=== Short problem ===
Omit every picture and return the rest of the data unaltered.
---- Dataset rows
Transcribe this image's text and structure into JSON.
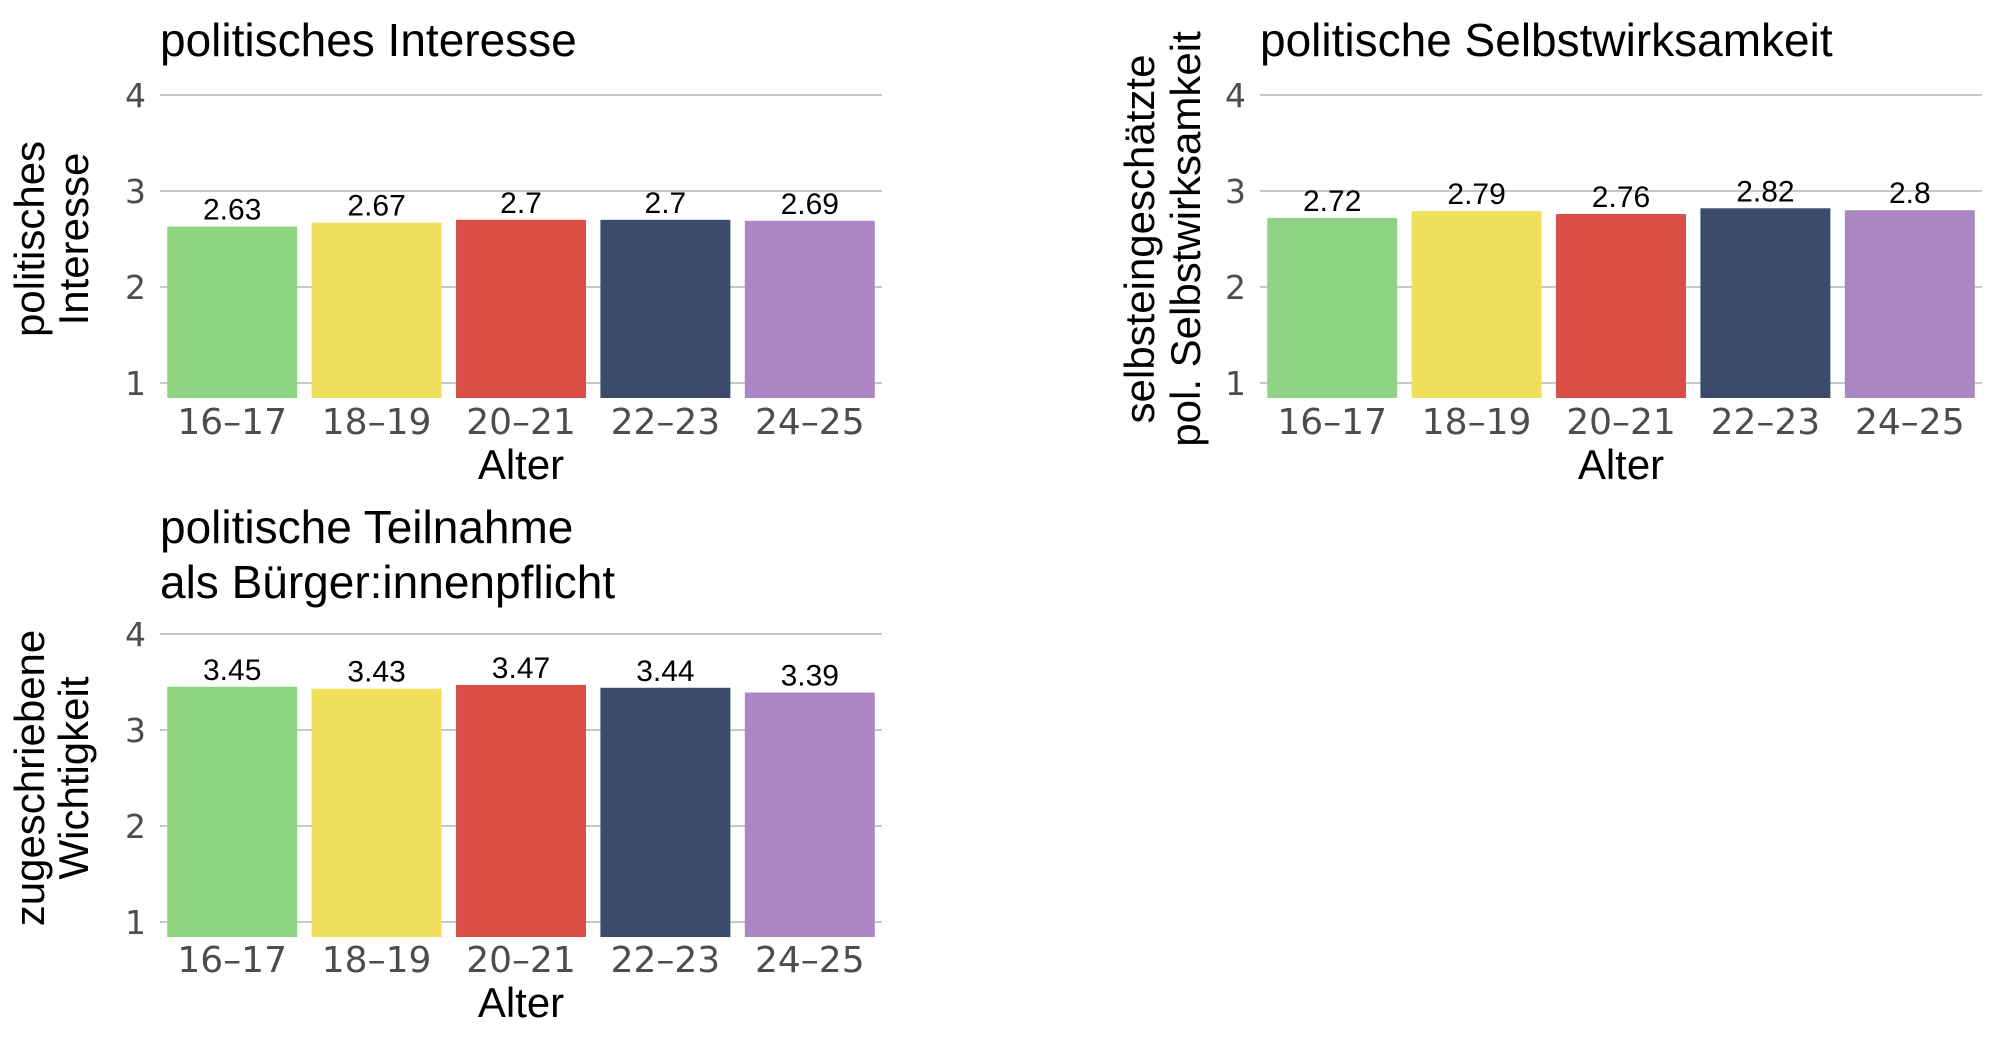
{
  "chart_data": [
    {
      "type": "bar",
      "title": [
        "politisches Interesse"
      ],
      "ylabel": [
        "politisches",
        "Interesse"
      ],
      "xlabel": "Alter",
      "categories": [
        "16–17",
        "18–19",
        "20–21",
        "22–23",
        "24–25"
      ],
      "values": [
        2.63,
        2.67,
        2.7,
        2.7,
        2.69
      ],
      "value_labels": [
        "2.63",
        "2.67",
        "2.7",
        "2.7",
        "2.69"
      ],
      "ylim": [
        1,
        4
      ],
      "yticks": [
        "1",
        "2",
        "3",
        "4"
      ],
      "grid": true,
      "legend": "none"
    },
    {
      "type": "bar",
      "title": [
        "politische Selbstwirksamkeit"
      ],
      "ylabel": [
        "selbsteingeschätzte",
        "pol. Selbstwirksamkeit"
      ],
      "xlabel": "Alter",
      "categories": [
        "16–17",
        "18–19",
        "20–21",
        "22–23",
        "24–25"
      ],
      "values": [
        2.72,
        2.79,
        2.76,
        2.82,
        2.8
      ],
      "value_labels": [
        "2.72",
        "2.79",
        "2.76",
        "2.82",
        "2.8"
      ],
      "ylim": [
        1,
        4
      ],
      "yticks": [
        "1",
        "2",
        "3",
        "4"
      ],
      "grid": true,
      "legend": "none"
    },
    {
      "type": "bar",
      "title": [
        "politische Teilnahme",
        "als Bürger:innenpflicht"
      ],
      "ylabel": [
        "zugeschriebene",
        "Wichtigkeit"
      ],
      "xlabel": "Alter",
      "categories": [
        "16–17",
        "18–19",
        "20–21",
        "22–23",
        "24–25"
      ],
      "values": [
        3.45,
        3.43,
        3.47,
        3.44,
        3.39
      ],
      "value_labels": [
        "3.45",
        "3.43",
        "3.47",
        "3.44",
        "3.39"
      ],
      "ylim": [
        1,
        4
      ],
      "yticks": [
        "1",
        "2",
        "3",
        "4"
      ],
      "grid": true,
      "legend": "none"
    }
  ],
  "colors": {
    "bars": [
      "#8fd482",
      "#f0df5a",
      "#d94f45",
      "#3b4b6b",
      "#aa87c3"
    ],
    "grid": "#c8c8c8",
    "tick_text": "#4d4d4d",
    "text": "#000000"
  }
}
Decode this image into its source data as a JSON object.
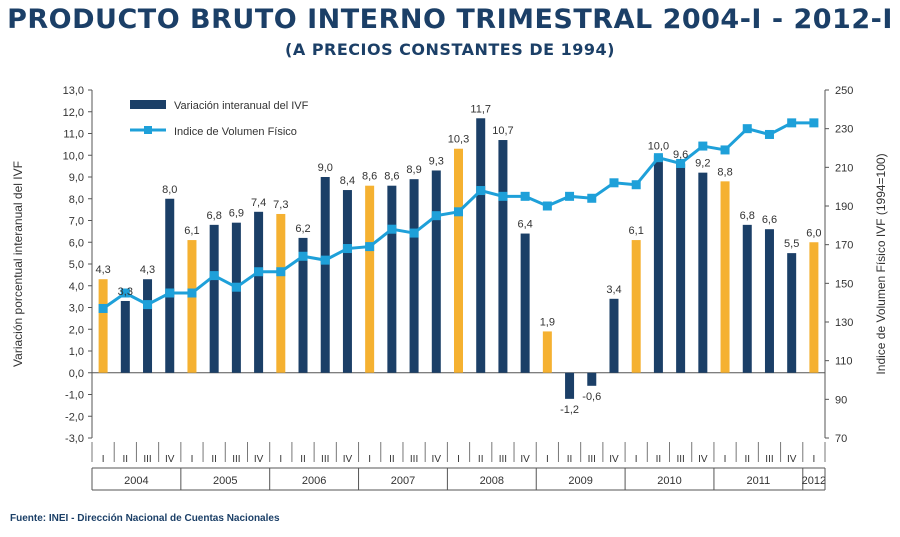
{
  "header": {
    "title": "PRODUCTO BRUTO INTERNO TRIMESTRAL 2004-I - 2012-I",
    "subtitle": "(A PRECIOS CONSTANTES DE 1994)"
  },
  "footer": {
    "source": "Fuente: INEI - Dirección  Nacional de Cuentas  Nacionales"
  },
  "colors": {
    "bar_dark": "#1b3f67",
    "bar_highlight": "#f5b131",
    "line": "#1ea0d9",
    "text": "#1b3f67"
  },
  "chart_data": {
    "type": "bar",
    "title": "PRODUCTO BRUTO INTERNO TRIMESTRAL 2004-I - 2012-I",
    "ylabel": "Variación porcentual interanual del IVF",
    "y2label": "Indice de Volumen Físico IVF (1994=100)",
    "ylim": [
      -3,
      13
    ],
    "yticks": [
      "-3,0",
      "-2,0",
      "-1,0",
      "0,0",
      "1,0",
      "2,0",
      "3,0",
      "4,0",
      "5,0",
      "6,0",
      "7,0",
      "8,0",
      "9,0",
      "10,0",
      "11,0",
      "12,0",
      "13,0"
    ],
    "y2lim": [
      70,
      250
    ],
    "y2ticks": [
      "70",
      "90",
      "110",
      "130",
      "150",
      "170",
      "190",
      "210",
      "230",
      "250"
    ],
    "quarters": [
      "I",
      "II",
      "III",
      "IV",
      "I",
      "II",
      "III",
      "IV",
      "I",
      "II",
      "III",
      "IV",
      "I",
      "II",
      "III",
      "IV",
      "I",
      "II",
      "III",
      "IV",
      "I",
      "II",
      "III",
      "IV",
      "I",
      "II",
      "III",
      "IV",
      "I",
      "II",
      "III",
      "IV",
      "I"
    ],
    "years": [
      {
        "label": "2004",
        "quarters": 4
      },
      {
        "label": "2005",
        "quarters": 4
      },
      {
        "label": "2006",
        "quarters": 4
      },
      {
        "label": "2007",
        "quarters": 4
      },
      {
        "label": "2008",
        "quarters": 4
      },
      {
        "label": "2009",
        "quarters": 4
      },
      {
        "label": "2010",
        "quarters": 4
      },
      {
        "label": "2011",
        "quarters": 4
      },
      {
        "label": "2012",
        "quarters": 1
      }
    ],
    "legend_placement": "top-left",
    "series": [
      {
        "name": "Variación interanual del IVF",
        "type": "bar",
        "axis": "left",
        "highlight_first_quarter": true,
        "values": [
          4.3,
          3.3,
          4.3,
          8.0,
          6.1,
          6.8,
          6.9,
          7.4,
          7.3,
          6.2,
          9.0,
          8.4,
          8.6,
          8.6,
          8.9,
          9.3,
          10.3,
          11.7,
          10.7,
          6.4,
          1.9,
          -1.2,
          -0.6,
          3.4,
          6.1,
          10.0,
          9.6,
          9.2,
          8.8,
          6.8,
          6.6,
          5.5,
          6.0
        ],
        "labels": [
          "4,3",
          "3,3",
          "4,3",
          "8,0",
          "6,1",
          "6,8",
          "6,9",
          "7,4",
          "7,3",
          "6,2",
          "9,0",
          "8,4",
          "8,6",
          "8,6",
          "8,9",
          "9,3",
          "10,3",
          "11,7",
          "10,7",
          "6,4",
          "1,9",
          "-1,2",
          "-0,6",
          "3,4",
          "6,1",
          "10,0",
          "9,6",
          "9,2",
          "8,8",
          "6,8",
          "6,6",
          "5,5",
          "6,0"
        ]
      },
      {
        "name": "Indice de Volumen Físico",
        "type": "line",
        "axis": "right",
        "values": [
          137,
          145,
          139,
          145,
          145,
          154,
          148,
          156,
          156,
          164,
          162,
          168,
          169,
          178,
          176,
          185,
          187,
          198,
          195,
          195,
          190,
          195,
          194,
          202,
          201,
          215,
          212,
          221,
          219,
          230,
          227,
          233,
          233
        ]
      }
    ]
  }
}
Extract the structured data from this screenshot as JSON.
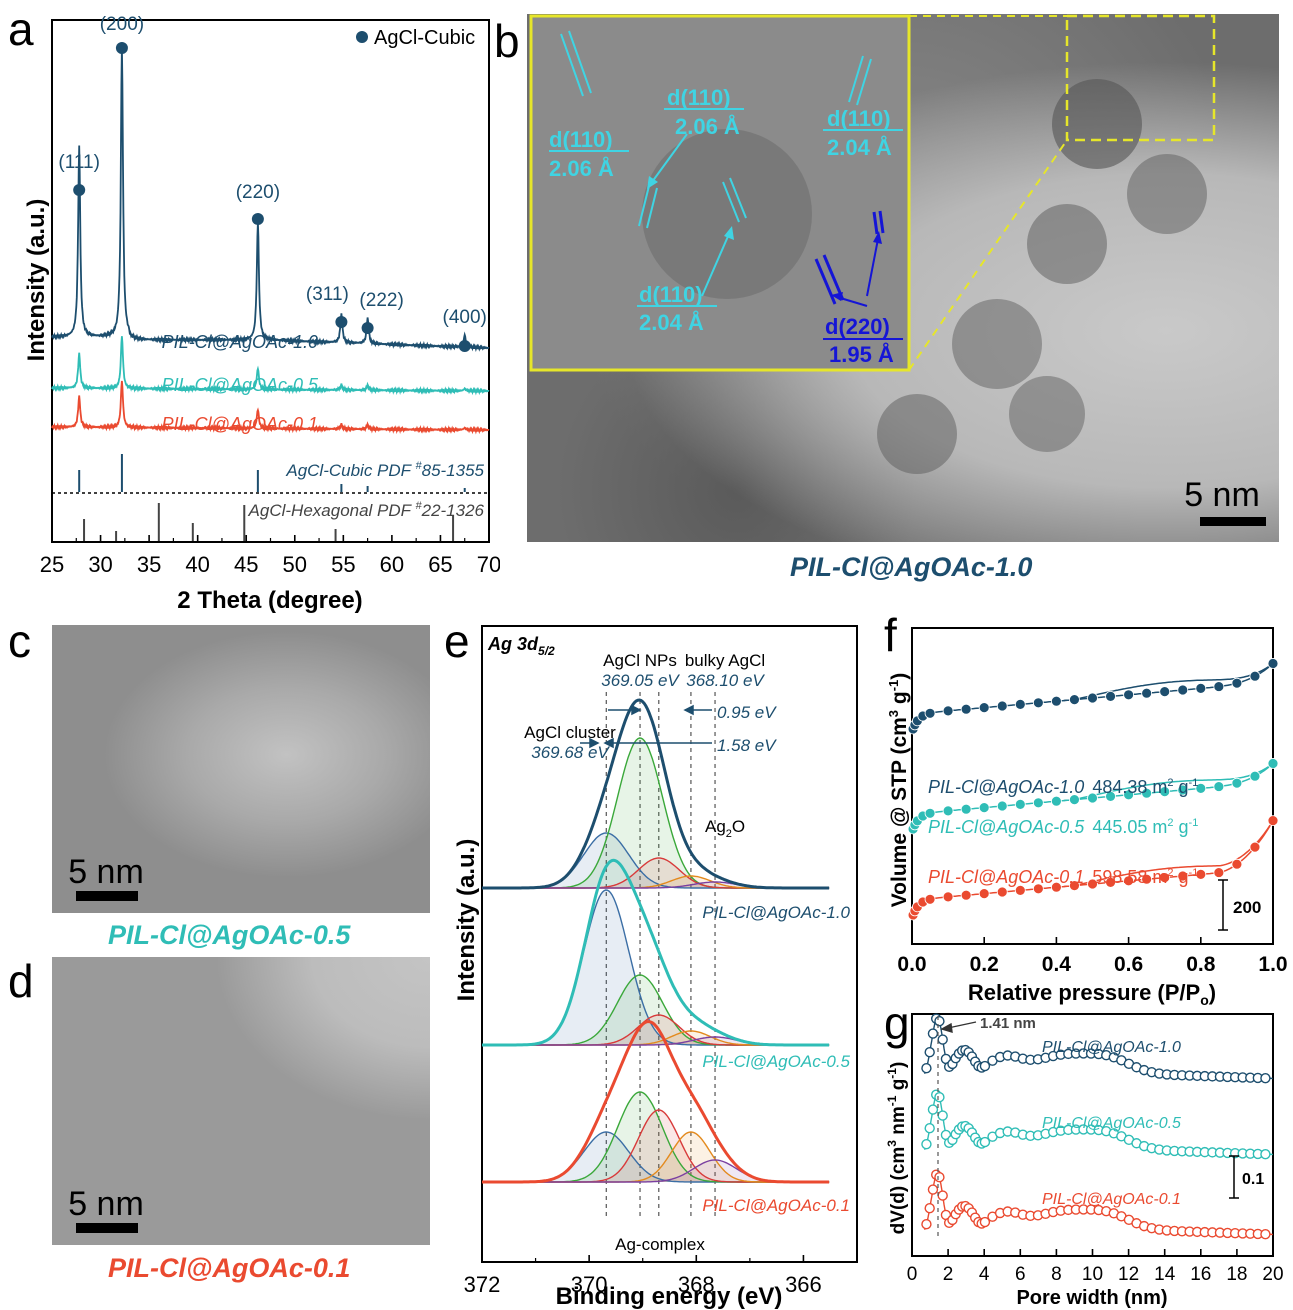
--------
=== Completed exercise ===
Transcribe this image's text and structure into JSON.
{
  "chart_data": [
    {
      "type": "bar",
      "title": [
        "politisches Interesse"
      ],
      "ylabel": [
        "politisches",
        "Interesse"
      ],
      "xlabel": "Alter",
      "categories": [
        "16–17",
        "18–19",
        "20–21",
        "22–23",
        "24–25"
      ],
      "values": [
        2.63,
        2.67,
        2.7,
        2.7,
        2.69
      ],
      "value_labels": [
        "2.63",
        "2.67",
        "2.7",
        "2.7",
        "2.69"
      ],
      "ylim": [
        1,
        4
      ],
      "yticks": [
        "1",
        "2",
        "3",
        "4"
      ],
      "grid": true,
      "legend": "none"
    },
    {
      "type": "bar",
      "title": [
        "politische Selbstwirksamkeit"
      ],
      "ylabel": [
        "selbsteingeschätzte",
        "pol. Selbstwirksamkeit"
      ],
      "xlabel": "Alter",
      "categories": [
        "16–17",
        "18–19",
        "20–21",
        "22–23",
        "24–25"
      ],
      "values": [
        2.72,
        2.79,
        2.76,
        2.82,
        2.8
      ],
      "value_labels": [
        "2.72",
        "2.79",
        "2.76",
        "2.82",
        "2.8"
      ],
      "ylim": [
        1,
        4
      ],
      "yticks": [
        "1",
        "2",
        "3",
        "4"
      ],
      "grid": true,
      "legend": "none"
    },
    {
      "type": "bar",
      "title": [
        "politische Teilnahme",
        "als Bürger:innenpflicht"
      ],
      "ylabel": [
        "zugeschriebene",
        "Wichtigkeit"
      ],
      "xlabel": "Alter",
      "categories": [
        "16–17",
        "18–19",
        "20–21",
        "22–23",
        "24–25"
      ],
      "values": [
        3.45,
        3.43,
        3.47,
        3.44,
        3.39
      ],
      "value_labels": [
        "3.45",
        "3.43",
        "3.47",
        "3.44",
        "3.39"
      ],
      "ylim": [
        1,
        4
      ],
      "yticks": [
        "1",
        "2",
        "3",
        "4"
      ],
      "grid": true,
      "legend": "none"
    }
  ],
  "colors": {
    "bars": [
      "#8fd482",
      "#f0df5a",
      "#d94f45",
      "#3b4b6b",
      "#aa87c3"
    ],
    "grid": "#c8c8c8",
    "tick_text": "#4d4d4d",
    "text": "#000000"
  }
}
Decode this image into its source data as a JSON object.
{
  "header": {
    "title": "PRODUCTO BRUTO INTERNO TRIMESTRAL 2004-I - 2012-I",
    "subtitle": "(A PRECIOS CONSTANTES DE 1994)"
  },
  "footer": {
    "source": "Fuente: INEI - Dirección  Nacional de Cuentas  Nacionales"
  },
  "colors": {
    "bar_dark": "#1b3f67",
    "bar_highlight": "#f5b131",
    "line": "#1ea0d9",
    "text": "#1b3f67"
  },
  "chart_data": {
    "type": "bar",
    "title": "PRODUCTO BRUTO INTERNO TRIMESTRAL 2004-I - 2012-I",
    "ylabel": "Variación porcentual interanual del IVF",
    "y2label": "Indice de Volumen Físico IVF (1994=100)",
    "ylim": [
      -3,
      13
    ],
    "yticks": [
      "-3,0",
      "-2,0",
      "-1,0",
      "0,0",
      "1,0",
      "2,0",
      "3,0",
      "4,0",
      "5,0",
      "6,0",
      "7,0",
      "8,0",
      "9,0",
      "10,0",
      "11,0",
      "12,0",
      "13,0"
    ],
    "y2lim": [
      70,
      250
    ],
    "y2ticks": [
      "70",
      "90",
      "110",
      "130",
      "150",
      "170",
      "190",
      "210",
      "230",
      "250"
    ],
    "quarters": [
      "I",
      "II",
      "III",
      "IV",
      "I",
      "II",
      "III",
      "IV",
      "I",
      "II",
      "III",
      "IV",
      "I",
      "II",
      "III",
      "IV",
      "I",
      "II",
      "III",
      "IV",
      "I",
      "II",
      "III",
      "IV",
      "I",
      "II",
      "III",
      "IV",
      "I",
      "II",
      "III",
      "IV",
      "I"
    ],
    "years": [
      {
        "label": "2004",
        "quarters": 4
      },
      {
        "label": "2005",
        "quarters": 4
      },
      {
        "label": "2006",
        "quarters": 4
      },
      {
        "label": "2007",
        "quarters": 4
      },
      {
        "label": "2008",
        "quarters": 4
      },
      {
        "label": "2009",
        "quarters": 4
      },
      {
        "label": "2010",
        "quarters": 4
      },
      {
        "label": "2011",
        "quarters": 4
      },
      {
        "label": "2012",
        "quarters": 1
      }
    ],
    "legend_placement": "top-left",
    "series": [
      {
        "name": "Variación interanual del IVF",
        "type": "bar",
        "axis": "left",
        "highlight_first_quarter": true,
        "values": [
          4.3,
          3.3,
          4.3,
          8.0,
          6.1,
          6.8,
          6.9,
          7.4,
          7.3,
          6.2,
          9.0,
          8.4,
          8.6,
          8.6,
          8.9,
          9.3,
          10.3,
          11.7,
          10.7,
          6.4,
          1.9,
          -1.2,
          -0.6,
          3.4,
          6.1,
          10.0,
          9.6,
          9.2,
          8.8,
          6.8,
          6.6,
          5.5,
          6.0
        ],
        "labels": [
          "4,3",
          "3,3",
          "4,3",
          "8,0",
          "6,1",
          "6,8",
          "6,9",
          "7,4",
          "7,3",
          "6,2",
          "9,0",
          "8,4",
          "8,6",
          "8,6",
          "8,9",
          "9,3",
          "10,3",
          "11,7",
          "10,7",
          "6,4",
          "1,9",
          "-1,2",
          "-0,6",
          "3,4",
          "6,1",
          "10,0",
          "9,6",
          "9,2",
          "8,8",
          "6,8",
          "6,6",
          "5,5",
          "6,0"
        ]
      },
      {
        "name": "Indice de Volumen Físico",
        "type": "line",
        "axis": "right",
        "values": [
          137,
          145,
          139,
          145,
          145,
          154,
          148,
          156,
          156,
          164,
          162,
          168,
          169,
          178,
          176,
          185,
          187,
          198,
          195,
          195,
          190,
          195,
          194,
          202,
          201,
          215,
          212,
          221,
          219,
          230,
          227,
          233,
          233
        ]
      }
    ]
  }
}
Extract the structured data from this screenshot as JSON.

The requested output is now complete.